Task instructions> Pictures stay out of your copy, but everything else in the records below must be repeated exactly.
* START *
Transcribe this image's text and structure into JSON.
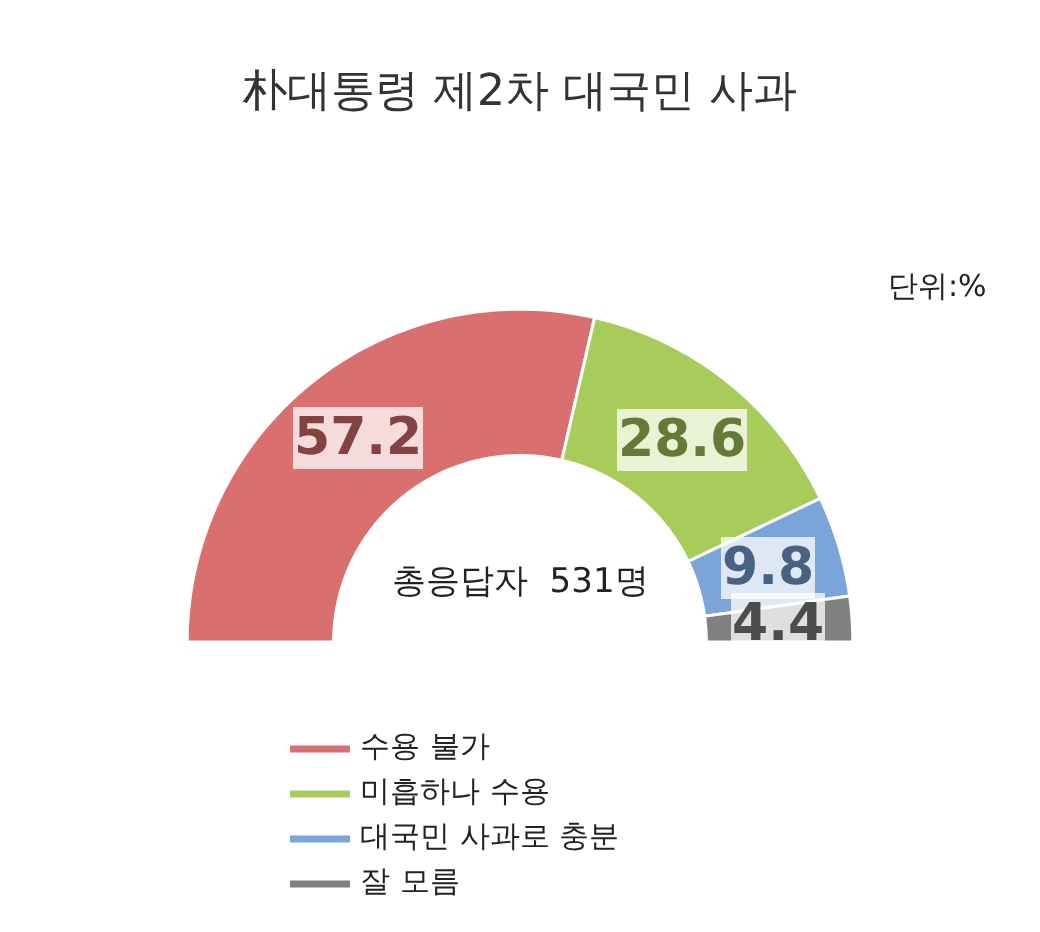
{
  "chart_data": {
    "type": "donut",
    "title": "朴대통령 제2차 대국민 사과",
    "annotations": [
      "단위:%",
      "총응답자  531명"
    ],
    "categories": [
      "수용 불가",
      "미흡하나 수용",
      "대국민 사과로 충분",
      "잘 모름"
    ],
    "values": [
      57.2,
      28.6,
      9.8,
      4.4
    ],
    "colors": [
      "#d9706f",
      "#a8cc5a",
      "#7ba4d8",
      "#808080"
    ],
    "data_labels": true,
    "legend": "bottom"
  }
}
* END *
Finished answer>
Transcribe this image's text and structure into JSON.
{
  "chart_data": {
    "type": "donut",
    "title": "朴대통령 제2차 대국민 사과",
    "annotations": [
      "단위:%",
      "총응답자  531명"
    ],
    "categories": [
      "수용 불가",
      "미흡하나 수용",
      "대국민 사과로 충분",
      "잘 모름"
    ],
    "values": [
      57.2,
      28.6,
      9.8,
      4.4
    ],
    "colors": [
      "#d9706f",
      "#a8cc5a",
      "#7ba4d8",
      "#808080"
    ],
    "data_labels": true,
    "legend": "bottom"
  }
}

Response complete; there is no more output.